* [EXERCISE DESCRIPTION]: Write out the entries below once more, exactly, with the pictures left out.

A block of data:
----------------------------------------
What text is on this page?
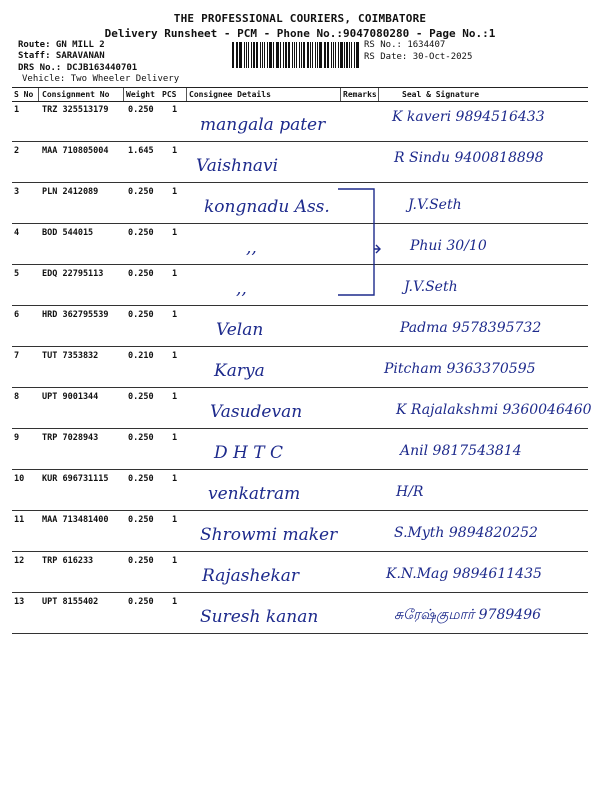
THE PROFESSIONAL COURIERS, COIMBATORE
Delivery Runsheet - PCM - Phone No.:9047080280 - Page No.:1
Route: GN MILL 2
Staff: SARAVANAN
DRS No.: DCJB163440701
Vehicle: Two Wheeler Delivery
RS No.: 1634407
RS Date: 30-Oct-2025
S No Consignment No Weight PCS Consignee Details	Remarks	Seal & Signature
1	TRZ 325513179 0.250 1
mangala pater	K kaveri 9894516433
2	MAA 710805004 1.645 1
Vaishnavi	R Sindu 9400818898
3	PLN 2412089	0.250 1
kongnadu Ass.	J.V.Seth
4	BOD 544015	0.250 1
,,	Phui 30/10
5	EDQ 22795113	0.250 1
,,	J.V.Seth
6	HRD 362795539 0.250 1
Velan	Padma 9578395732
7	TUT 7353832	0.210 1
Karya	Pitcham 9363370595
8	UPT 9001344	0.250 1
Vasudevan	K Rajalakshmi 9360046460
9	TRP 7028943	0.250 1
D H T C	Anil 9817543814
10 KUR 696731115 0.250 1
venkatram	H/R
11 MAA 713481400 0.250 1
Shrowmi maker	S.Myth 9894820252
12 TRP 616233	0.250 1
Rajashekar	K.N.Mag 9894611435
13 UPT 8155402	0.250 1
Suresh kanan	சுரேஷ்குமார் 9789496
----------------------------------------
* [THE RESPONSE]:
What text is on this page?
THE PROFESSIONAL COURIERS, COIMBATORE
Delivery Runsheet - PCM - Phone No.:9047080280 - Page No.:1
Route: GN MILL 2
Staff: SARAVANAN
DRS No.: DCJB163440701
Vehicle: Two Wheeler Delivery
RS No.: 1634407
RS Date: 30-Oct-2025
S No Consignment No Weight PCS Consignee Details	Remarks	Seal & Signature
1	TRZ 325513179 0.250 1
mangala pater	K kaveri 9894516433
2	MAA 710805004 1.645 1
Vaishnavi	R Sindu 9400818898
3	PLN 2412089	0.250 1
kongnadu Ass.	J.V.Seth
4	BOD 544015	0.250 1
,,	Phui 30/10
5	EDQ 22795113	0.250 1
,,	J.V.Seth
6	HRD 362795539 0.250 1
Velan	Padma 9578395732
7	TUT 7353832	0.210 1
Karya	Pitcham 9363370595
8	UPT 9001344	0.250 1
Vasudevan	K Rajalakshmi 9360046460
9	TRP 7028943	0.250 1
D H T C	Anil 9817543814
10 KUR 696731115 0.250 1
venkatram	H/R
11 MAA 713481400 0.250 1
Shrowmi maker	S.Myth 9894820252
12 TRP 616233	0.250 1
Rajashekar	K.N.Mag 9894611435
13 UPT 8155402	0.250 1
Suresh kanan	சுரேஷ்குமார் 9789496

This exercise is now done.